• _Data provided_:
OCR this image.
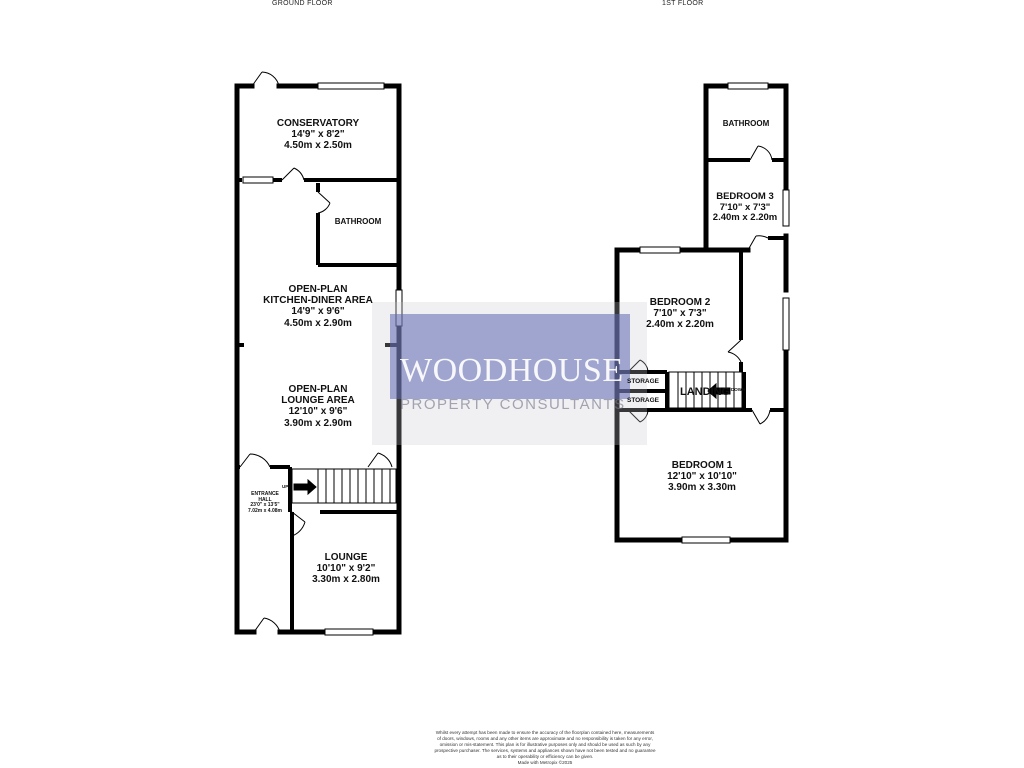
GROUND FLOOR	1ST FLOOR
WOODHOUSE
PROPERTY CONSULTANTS
CONSERVATORY
14'9" x 8'2"
4.50m x 2.50m
BATHROOM
OPEN-PLAN
KITCHEN-DINER AREA
14'9" x 9'6"
4.50m x 2.90m
OPEN-PLAN
LOUNGE AREA
12'10" x 9'6"
3.90m x 2.90m
ENTRANCE
HALL
23'0" x 13'5"
7.02m x 4.08m
UP
LOUNGE
10'10" x 9'2"
3.30m x 2.80m
BATHROOM
BEDROOM 3
7'10" x 7'3"
2.40m x 2.20m
BEDROOM 2
7'10" x 7'3"
2.40m x 2.20m
STORAGE
STORAGE
LANDING DOWN
BEDROOM 1
12'10" x 10'10"
3.90m x 3.30m
Whilst every attempt has been made to ensure the accuracy of the floorplan contained here, measurements
of doors, windows, rooms and any other items are approximate and no responsibility is taken for any error,
omission or mis-statement. This plan is for illustrative purposes only and should be used as such by any
prospective purchaser. The services, systems and appliances shown have not been tested and no guarantee
as to their operability or efficiency can be given.
Made with Metropix ©2025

• _Instructions for the task_:
Quote all of the entries word for word, omitting any pictures.

• _Written solution_:
OCR this image.
GROUND FLOOR	1ST FLOOR
WOODHOUSE
PROPERTY CONSULTANTS
CONSERVATORY
14'9" x 8'2"
4.50m x 2.50m
BATHROOM
OPEN-PLAN
KITCHEN-DINER AREA
14'9" x 9'6"
4.50m x 2.90m
OPEN-PLAN
LOUNGE AREA
12'10" x 9'6"
3.90m x 2.90m
ENTRANCE
HALL
23'0" x 13'5"
7.02m x 4.08m
UP
LOUNGE
10'10" x 9'2"
3.30m x 2.80m
BATHROOM
BEDROOM 3
7'10" x 7'3"
2.40m x 2.20m
BEDROOM 2
7'10" x 7'3"
2.40m x 2.20m
STORAGE
STORAGE
LANDING DOWN
BEDROOM 1
12'10" x 10'10"
3.90m x 3.30m
Whilst every attempt has been made to ensure the accuracy of the floorplan contained here, measurements
of doors, windows, rooms and any other items are approximate and no responsibility is taken for any error,
omission or mis-statement. This plan is for illustrative purposes only and should be used as such by any
prospective purchaser. The services, systems and appliances shown have not been tested and no guarantee
as to their operability or efficiency can be given.
Made with Metropix ©2025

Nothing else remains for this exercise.